EXERCISE AIM: Write out the entire listing below exactly, with the pictures left out.

SUPPLIED MATERIAL:
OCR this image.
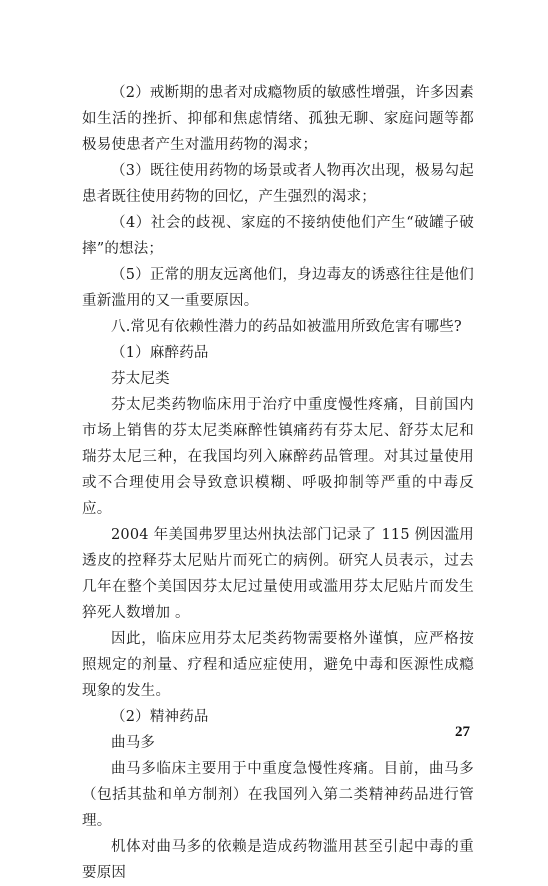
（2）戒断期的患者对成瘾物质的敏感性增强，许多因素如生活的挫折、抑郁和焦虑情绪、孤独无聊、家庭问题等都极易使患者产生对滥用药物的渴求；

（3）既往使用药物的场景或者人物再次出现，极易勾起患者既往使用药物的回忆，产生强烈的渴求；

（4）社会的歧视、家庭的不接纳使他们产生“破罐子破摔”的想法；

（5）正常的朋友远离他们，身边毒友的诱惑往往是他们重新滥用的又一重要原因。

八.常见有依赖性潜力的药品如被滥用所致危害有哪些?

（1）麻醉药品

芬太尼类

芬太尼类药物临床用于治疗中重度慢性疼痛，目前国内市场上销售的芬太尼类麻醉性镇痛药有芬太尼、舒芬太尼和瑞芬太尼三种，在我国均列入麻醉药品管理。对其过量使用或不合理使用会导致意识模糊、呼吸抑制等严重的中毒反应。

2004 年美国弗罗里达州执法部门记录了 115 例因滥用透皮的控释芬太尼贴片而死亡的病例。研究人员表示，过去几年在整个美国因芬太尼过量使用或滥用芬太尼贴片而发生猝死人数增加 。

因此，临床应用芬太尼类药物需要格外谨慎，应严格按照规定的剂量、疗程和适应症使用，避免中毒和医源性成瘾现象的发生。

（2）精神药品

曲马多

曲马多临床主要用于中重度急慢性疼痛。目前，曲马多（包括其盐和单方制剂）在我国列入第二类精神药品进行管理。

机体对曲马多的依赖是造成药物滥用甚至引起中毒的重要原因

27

EXPECTED OUTPUT:
OCR this image.
（2）戒断期的患者对成瘾物质的敏感性增强，许多因素如生活的挫折、抑郁和焦虑情绪、孤独无聊、家庭问题等都极易使患者产生对滥用药物的渴求；

（3）既往使用药物的场景或者人物再次出现，极易勾起患者既往使用药物的回忆，产生强烈的渴求；

（4）社会的歧视、家庭的不接纳使他们产生“破罐子破摔”的想法；

（5）正常的朋友远离他们，身边毒友的诱惑往往是他们重新滥用的又一重要原因。

八.常见有依赖性潜力的药品如被滥用所致危害有哪些?

（1）麻醉药品

芬太尼类

芬太尼类药物临床用于治疗中重度慢性疼痛，目前国内市场上销售的芬太尼类麻醉性镇痛药有芬太尼、舒芬太尼和瑞芬太尼三种，在我国均列入麻醉药品管理。对其过量使用或不合理使用会导致意识模糊、呼吸抑制等严重的中毒反应。

2004 年美国弗罗里达州执法部门记录了 115 例因滥用透皮的控释芬太尼贴片而死亡的病例。研究人员表示，过去几年在整个美国因芬太尼过量使用或滥用芬太尼贴片而发生猝死人数增加 。

因此，临床应用芬太尼类药物需要格外谨慎，应严格按照规定的剂量、疗程和适应症使用，避免中毒和医源性成瘾现象的发生。

（2）精神药品

曲马多

曲马多临床主要用于中重度急慢性疼痛。目前，曲马多（包括其盐和单方制剂）在我国列入第二类精神药品进行管理。

机体对曲马多的依赖是造成药物滥用甚至引起中毒的重要原因

27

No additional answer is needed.